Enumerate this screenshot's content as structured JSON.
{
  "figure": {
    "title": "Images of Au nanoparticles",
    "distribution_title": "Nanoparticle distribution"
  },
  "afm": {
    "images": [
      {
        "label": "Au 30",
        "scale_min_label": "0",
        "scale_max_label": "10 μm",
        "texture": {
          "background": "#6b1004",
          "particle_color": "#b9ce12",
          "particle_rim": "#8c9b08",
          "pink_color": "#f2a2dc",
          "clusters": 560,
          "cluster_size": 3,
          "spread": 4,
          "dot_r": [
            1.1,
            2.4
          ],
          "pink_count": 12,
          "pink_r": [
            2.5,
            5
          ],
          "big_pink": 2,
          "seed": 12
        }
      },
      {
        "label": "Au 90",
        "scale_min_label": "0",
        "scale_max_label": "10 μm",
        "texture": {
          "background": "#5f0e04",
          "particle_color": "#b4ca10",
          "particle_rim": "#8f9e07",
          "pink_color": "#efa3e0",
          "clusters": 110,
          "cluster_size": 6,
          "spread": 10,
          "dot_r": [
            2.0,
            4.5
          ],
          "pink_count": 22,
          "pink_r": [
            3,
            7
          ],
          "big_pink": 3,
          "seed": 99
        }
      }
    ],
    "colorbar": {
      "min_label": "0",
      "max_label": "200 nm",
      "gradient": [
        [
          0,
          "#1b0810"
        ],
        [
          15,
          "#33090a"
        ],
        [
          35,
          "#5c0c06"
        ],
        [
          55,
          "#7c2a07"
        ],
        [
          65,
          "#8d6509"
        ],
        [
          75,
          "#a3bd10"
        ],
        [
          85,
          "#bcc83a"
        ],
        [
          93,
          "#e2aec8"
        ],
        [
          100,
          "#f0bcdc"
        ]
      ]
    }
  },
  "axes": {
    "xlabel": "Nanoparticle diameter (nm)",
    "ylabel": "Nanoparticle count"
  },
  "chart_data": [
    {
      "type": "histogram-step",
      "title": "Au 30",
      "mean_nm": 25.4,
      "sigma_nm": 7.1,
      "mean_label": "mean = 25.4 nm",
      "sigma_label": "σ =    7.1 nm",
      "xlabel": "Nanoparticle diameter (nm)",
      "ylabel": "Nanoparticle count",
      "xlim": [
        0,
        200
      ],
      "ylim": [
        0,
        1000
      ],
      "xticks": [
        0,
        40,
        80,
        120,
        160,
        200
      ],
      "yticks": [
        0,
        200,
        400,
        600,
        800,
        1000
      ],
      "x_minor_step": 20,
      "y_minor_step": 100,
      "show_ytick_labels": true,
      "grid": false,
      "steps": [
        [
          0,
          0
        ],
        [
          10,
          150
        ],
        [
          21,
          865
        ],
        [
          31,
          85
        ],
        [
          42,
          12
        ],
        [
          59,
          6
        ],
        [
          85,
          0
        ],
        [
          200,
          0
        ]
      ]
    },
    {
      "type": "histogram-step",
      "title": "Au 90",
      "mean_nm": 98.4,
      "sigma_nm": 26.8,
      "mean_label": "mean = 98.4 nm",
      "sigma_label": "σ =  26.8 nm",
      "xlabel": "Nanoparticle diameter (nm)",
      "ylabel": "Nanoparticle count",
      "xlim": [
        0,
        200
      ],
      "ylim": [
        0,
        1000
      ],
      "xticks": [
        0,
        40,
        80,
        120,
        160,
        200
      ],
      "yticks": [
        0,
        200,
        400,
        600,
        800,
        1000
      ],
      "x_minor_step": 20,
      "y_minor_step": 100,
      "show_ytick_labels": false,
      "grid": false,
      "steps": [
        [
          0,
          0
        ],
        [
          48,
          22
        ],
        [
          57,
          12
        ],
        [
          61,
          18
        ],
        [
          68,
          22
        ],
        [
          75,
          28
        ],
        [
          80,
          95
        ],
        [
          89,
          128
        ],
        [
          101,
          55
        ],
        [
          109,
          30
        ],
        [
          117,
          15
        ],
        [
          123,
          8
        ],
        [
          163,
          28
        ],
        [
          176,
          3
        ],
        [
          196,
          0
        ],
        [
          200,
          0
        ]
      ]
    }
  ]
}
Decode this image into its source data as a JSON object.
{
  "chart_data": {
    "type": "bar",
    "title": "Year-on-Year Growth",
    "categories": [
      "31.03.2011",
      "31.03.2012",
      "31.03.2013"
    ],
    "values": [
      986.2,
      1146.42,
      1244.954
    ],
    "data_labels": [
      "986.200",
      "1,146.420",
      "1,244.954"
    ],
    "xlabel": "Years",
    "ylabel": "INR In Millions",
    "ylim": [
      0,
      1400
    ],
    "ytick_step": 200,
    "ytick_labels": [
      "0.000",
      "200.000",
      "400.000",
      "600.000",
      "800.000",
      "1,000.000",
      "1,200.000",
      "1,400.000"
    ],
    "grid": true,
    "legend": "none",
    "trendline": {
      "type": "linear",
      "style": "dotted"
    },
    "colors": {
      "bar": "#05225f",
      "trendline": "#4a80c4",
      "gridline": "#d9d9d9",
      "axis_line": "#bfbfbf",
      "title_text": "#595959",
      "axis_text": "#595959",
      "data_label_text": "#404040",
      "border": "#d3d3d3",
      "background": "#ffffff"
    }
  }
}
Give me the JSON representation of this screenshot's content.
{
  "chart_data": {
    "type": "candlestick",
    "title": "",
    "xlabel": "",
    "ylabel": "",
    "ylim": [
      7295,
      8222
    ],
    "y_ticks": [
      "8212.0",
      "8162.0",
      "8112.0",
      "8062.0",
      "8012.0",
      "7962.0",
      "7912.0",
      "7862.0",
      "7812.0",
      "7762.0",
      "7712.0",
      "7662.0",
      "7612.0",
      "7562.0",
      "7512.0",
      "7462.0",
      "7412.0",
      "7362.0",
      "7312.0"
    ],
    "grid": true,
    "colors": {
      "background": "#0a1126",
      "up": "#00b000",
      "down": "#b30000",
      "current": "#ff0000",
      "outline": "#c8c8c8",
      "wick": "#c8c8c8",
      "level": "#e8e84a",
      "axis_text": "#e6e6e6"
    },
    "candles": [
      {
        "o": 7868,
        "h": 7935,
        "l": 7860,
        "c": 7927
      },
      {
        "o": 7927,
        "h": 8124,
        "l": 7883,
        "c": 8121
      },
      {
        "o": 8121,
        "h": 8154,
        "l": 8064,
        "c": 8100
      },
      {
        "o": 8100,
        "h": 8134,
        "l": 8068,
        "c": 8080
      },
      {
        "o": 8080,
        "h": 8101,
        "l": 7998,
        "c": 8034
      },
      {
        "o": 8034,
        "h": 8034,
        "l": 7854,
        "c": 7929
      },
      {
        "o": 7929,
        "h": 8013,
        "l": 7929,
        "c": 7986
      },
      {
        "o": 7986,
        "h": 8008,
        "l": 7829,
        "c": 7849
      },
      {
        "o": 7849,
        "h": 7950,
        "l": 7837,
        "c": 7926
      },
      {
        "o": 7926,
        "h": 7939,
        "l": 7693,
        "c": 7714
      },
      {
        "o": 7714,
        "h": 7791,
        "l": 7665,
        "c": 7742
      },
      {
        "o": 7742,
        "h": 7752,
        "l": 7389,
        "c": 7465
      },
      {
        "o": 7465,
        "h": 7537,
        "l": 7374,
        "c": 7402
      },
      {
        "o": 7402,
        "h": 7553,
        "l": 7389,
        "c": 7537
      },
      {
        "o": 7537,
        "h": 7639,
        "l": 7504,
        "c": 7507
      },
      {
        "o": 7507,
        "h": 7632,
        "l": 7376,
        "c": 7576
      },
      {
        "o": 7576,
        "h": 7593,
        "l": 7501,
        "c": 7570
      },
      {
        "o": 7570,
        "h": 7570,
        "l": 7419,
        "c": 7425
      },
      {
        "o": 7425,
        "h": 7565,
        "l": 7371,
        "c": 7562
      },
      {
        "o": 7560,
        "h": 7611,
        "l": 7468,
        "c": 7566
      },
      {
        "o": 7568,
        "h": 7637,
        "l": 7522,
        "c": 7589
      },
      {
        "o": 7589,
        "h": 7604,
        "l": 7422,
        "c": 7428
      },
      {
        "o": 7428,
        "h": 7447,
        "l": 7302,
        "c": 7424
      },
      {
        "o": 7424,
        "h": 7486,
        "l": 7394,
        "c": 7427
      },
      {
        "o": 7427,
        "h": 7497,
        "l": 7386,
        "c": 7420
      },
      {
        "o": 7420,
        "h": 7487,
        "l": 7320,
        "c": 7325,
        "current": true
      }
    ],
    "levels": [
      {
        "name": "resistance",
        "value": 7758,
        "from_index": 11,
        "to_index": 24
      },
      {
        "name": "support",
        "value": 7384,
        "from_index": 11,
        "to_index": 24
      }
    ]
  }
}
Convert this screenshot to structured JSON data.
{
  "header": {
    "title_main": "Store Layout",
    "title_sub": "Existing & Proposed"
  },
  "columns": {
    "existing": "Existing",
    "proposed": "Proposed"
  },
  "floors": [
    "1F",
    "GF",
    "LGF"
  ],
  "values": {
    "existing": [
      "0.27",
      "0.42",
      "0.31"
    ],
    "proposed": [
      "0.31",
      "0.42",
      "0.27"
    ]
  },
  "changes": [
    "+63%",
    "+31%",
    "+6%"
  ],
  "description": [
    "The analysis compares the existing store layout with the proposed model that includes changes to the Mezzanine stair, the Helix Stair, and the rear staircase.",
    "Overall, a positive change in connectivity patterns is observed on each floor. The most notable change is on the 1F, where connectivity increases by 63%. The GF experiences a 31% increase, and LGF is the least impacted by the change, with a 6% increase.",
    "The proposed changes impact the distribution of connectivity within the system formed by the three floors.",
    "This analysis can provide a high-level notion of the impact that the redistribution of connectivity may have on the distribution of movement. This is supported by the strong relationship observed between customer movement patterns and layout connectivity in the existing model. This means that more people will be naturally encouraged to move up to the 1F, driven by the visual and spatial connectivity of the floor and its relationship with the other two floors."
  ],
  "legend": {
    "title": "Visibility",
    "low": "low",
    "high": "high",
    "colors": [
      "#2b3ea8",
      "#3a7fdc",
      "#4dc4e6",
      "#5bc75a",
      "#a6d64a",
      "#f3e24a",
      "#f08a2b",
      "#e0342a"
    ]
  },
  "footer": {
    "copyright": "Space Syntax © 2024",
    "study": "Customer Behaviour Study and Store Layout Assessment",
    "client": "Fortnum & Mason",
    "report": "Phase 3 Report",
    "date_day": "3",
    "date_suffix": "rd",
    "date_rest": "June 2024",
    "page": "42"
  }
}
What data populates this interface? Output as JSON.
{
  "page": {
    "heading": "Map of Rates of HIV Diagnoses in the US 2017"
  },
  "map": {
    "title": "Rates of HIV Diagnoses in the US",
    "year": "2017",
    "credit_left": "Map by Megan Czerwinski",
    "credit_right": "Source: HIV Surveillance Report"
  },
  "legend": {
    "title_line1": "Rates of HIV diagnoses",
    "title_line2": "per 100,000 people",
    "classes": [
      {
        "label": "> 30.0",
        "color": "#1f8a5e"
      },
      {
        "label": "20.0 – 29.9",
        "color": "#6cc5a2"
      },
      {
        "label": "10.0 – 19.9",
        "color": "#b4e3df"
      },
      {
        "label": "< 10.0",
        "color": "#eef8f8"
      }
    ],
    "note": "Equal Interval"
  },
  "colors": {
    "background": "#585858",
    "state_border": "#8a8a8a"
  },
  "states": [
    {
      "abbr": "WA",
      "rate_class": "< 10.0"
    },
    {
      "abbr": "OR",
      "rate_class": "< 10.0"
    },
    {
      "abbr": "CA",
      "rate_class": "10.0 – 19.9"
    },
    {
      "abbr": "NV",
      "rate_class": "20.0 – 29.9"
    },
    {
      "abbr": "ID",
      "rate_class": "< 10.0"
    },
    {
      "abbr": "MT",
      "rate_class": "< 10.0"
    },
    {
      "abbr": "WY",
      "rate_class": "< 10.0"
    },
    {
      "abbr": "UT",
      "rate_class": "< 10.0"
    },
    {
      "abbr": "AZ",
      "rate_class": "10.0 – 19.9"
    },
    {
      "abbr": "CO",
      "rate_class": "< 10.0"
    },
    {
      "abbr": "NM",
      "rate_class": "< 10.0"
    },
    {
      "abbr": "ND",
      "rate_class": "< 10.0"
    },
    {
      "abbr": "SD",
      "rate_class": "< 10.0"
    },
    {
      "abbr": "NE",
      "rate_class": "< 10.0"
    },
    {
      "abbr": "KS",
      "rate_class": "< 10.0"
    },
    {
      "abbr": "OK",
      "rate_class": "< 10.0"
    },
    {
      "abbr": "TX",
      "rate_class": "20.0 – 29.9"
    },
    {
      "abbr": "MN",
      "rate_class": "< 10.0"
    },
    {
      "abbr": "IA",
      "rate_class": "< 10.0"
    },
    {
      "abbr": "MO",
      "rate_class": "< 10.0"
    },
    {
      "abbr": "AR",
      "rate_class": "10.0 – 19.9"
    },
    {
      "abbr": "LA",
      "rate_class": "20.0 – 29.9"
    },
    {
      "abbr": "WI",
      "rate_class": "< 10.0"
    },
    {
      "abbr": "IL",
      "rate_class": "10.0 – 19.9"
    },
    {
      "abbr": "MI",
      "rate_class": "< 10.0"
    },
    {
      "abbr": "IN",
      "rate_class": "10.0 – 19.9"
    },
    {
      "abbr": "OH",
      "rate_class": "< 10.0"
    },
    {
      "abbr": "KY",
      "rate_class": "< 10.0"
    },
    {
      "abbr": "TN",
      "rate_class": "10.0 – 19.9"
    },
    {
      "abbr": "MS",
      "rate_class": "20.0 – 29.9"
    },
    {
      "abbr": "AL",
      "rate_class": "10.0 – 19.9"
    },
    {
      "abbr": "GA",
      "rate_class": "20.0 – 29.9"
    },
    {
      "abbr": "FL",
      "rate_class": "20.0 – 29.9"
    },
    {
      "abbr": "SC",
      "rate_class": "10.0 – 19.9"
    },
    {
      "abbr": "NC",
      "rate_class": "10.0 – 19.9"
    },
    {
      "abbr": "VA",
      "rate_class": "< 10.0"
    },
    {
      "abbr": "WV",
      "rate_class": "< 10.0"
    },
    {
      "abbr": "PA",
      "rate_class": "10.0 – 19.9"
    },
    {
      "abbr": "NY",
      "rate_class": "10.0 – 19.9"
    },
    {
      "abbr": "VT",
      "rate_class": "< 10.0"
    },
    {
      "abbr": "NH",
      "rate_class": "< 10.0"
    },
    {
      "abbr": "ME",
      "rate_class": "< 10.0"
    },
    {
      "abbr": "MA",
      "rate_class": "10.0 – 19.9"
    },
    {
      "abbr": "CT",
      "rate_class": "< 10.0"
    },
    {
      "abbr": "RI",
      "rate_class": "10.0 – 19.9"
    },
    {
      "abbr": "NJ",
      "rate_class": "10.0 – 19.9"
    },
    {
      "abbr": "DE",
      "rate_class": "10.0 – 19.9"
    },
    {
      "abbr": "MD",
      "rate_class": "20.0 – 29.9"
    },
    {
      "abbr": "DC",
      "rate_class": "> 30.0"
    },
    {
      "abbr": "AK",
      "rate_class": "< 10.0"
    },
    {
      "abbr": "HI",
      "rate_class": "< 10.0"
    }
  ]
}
════════
> _OBJECTIVE_: What is the number of lines in the listing that contain the string "Rates"? Reply with that number alone.

> _SOLUTION FOR THIS TASK_: 3